• Source text
** Begin **

# Displaying voltage to atty and battery voltage



## zadiac (20/3/15)

Hi folks

I've been searching google and youtube like crazy and can't find this:

Some time ago I saw a video somewhere of a mod that has a simple voltage display that shows you the voltage to your atty when firing the mod. There is also a switch inside the mod that, when you press it, the same display shows you the current voltage of your battery (while NOT firing the mod).
I can't find it again.
Does anyone know where I can find the diagram to build this or how to set this up? I want to incorporate it into my box mod that I want to build.
I suspect that you'll have to have one of those 3 wire displays for this.

Thanks.

Edit: I think I have a basic idea how to set it up, but want to make sure.


----------



## kimbo (20/3/15)

zadiac said:


> Hi folks
> 
> I've been searching google and youtube like crazy and can't find this:
> 
> ...


----------



## zadiac (20/3/15)

** End **

• Tasks to carry out
**a.** In the forum thread, what kind of display does zadiac suspect the setup will need?
**b.** From the forum thread, extract the passage starting at "Some time ago" up to and including "find it again.".

• Data excerpts
** Begin **

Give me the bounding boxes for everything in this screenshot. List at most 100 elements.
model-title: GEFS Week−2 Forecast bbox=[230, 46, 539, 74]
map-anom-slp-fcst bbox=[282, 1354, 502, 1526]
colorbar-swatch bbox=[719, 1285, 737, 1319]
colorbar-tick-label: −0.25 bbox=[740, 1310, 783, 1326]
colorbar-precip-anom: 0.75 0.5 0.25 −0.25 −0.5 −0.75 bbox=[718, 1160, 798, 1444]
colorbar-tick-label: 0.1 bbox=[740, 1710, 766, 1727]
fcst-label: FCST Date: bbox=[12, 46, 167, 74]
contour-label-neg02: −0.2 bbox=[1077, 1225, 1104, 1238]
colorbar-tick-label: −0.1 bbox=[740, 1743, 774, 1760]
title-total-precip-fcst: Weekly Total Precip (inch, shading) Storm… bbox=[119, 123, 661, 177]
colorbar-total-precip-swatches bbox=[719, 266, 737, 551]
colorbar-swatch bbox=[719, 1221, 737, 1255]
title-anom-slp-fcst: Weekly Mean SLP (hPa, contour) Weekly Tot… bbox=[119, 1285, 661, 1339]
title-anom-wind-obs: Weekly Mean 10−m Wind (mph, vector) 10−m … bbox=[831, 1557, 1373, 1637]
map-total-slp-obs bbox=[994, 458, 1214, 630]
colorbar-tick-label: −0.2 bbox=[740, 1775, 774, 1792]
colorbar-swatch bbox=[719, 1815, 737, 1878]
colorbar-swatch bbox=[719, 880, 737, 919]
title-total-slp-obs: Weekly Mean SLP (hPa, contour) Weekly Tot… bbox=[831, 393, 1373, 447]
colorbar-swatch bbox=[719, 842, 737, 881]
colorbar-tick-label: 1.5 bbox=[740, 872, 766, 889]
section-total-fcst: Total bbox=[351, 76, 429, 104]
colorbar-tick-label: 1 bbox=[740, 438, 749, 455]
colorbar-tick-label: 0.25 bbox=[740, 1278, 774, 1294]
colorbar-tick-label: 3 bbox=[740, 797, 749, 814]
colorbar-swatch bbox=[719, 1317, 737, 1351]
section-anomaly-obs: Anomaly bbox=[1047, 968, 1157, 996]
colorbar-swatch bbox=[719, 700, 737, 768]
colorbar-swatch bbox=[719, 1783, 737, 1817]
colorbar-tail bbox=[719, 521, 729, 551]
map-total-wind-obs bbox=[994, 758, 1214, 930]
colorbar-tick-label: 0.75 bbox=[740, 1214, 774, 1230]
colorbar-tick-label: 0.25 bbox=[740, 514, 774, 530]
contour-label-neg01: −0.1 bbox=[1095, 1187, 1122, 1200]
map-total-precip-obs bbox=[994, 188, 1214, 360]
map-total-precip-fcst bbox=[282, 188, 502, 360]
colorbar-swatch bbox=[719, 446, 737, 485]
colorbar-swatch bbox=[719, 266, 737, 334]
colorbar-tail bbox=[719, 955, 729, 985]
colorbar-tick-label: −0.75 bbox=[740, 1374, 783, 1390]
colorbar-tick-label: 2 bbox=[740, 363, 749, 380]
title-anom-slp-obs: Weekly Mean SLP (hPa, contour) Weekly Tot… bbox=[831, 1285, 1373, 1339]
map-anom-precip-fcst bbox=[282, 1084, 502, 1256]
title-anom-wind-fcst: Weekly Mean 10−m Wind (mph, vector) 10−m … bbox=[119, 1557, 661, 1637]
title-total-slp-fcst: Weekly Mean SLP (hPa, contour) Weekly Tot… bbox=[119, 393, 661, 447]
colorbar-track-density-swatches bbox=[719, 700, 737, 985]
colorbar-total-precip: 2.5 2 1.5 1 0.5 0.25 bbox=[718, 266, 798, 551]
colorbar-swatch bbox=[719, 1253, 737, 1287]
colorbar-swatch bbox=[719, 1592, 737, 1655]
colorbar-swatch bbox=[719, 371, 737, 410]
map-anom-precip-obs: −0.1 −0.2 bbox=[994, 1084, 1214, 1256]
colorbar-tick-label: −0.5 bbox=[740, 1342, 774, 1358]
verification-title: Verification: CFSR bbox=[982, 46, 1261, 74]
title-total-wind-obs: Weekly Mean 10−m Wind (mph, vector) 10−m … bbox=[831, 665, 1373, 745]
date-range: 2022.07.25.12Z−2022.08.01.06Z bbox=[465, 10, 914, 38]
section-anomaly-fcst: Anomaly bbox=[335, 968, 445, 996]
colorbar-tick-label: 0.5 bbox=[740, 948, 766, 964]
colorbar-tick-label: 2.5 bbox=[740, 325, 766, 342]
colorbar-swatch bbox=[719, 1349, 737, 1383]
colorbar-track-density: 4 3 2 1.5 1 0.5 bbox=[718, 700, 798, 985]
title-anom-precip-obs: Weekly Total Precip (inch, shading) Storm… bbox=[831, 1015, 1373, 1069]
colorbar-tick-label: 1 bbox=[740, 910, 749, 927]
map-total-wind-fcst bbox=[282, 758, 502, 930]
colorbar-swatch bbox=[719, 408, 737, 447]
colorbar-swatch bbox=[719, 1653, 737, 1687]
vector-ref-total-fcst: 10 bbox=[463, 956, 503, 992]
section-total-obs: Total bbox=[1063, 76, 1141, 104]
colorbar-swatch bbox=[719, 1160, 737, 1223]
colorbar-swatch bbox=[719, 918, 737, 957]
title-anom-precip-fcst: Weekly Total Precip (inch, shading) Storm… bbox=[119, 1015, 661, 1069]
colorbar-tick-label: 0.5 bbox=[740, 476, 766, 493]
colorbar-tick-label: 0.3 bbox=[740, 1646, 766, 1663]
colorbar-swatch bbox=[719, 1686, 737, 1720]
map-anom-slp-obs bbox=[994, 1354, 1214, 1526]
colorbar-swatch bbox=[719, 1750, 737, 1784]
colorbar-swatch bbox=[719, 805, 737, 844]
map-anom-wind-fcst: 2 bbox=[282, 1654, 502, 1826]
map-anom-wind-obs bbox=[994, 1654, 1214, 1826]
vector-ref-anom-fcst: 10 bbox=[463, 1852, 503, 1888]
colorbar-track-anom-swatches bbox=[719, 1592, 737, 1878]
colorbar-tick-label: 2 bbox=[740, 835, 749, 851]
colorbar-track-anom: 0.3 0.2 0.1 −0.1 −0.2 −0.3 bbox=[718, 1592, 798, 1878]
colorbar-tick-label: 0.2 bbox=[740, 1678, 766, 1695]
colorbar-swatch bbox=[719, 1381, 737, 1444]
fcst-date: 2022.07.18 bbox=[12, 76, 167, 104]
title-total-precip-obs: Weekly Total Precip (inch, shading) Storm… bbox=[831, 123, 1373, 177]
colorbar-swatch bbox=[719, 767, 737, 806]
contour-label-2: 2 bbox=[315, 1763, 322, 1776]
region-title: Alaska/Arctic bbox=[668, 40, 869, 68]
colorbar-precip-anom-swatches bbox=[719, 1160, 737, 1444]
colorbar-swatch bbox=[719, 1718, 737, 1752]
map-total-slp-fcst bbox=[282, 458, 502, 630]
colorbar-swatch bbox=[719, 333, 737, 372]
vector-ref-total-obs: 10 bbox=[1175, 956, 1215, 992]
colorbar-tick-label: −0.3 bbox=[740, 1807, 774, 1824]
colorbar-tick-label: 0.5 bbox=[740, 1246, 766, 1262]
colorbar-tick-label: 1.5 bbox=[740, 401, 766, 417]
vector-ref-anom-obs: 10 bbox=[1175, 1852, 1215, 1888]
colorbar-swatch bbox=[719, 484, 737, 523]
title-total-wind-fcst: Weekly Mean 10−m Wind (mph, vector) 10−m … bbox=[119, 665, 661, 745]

** End **

• Answers to the exercise
**a.** One of those 3 wire displays.

**b.**
Some time ago I saw a video somewhere of a mod that has a simple voltage display that shows you the voltage to your atty when firing the mod. There is also a switch inside the mod that, when you press it, the same display shows you the current voltage of your battery (while NOT firing the mod).
I can't find it again.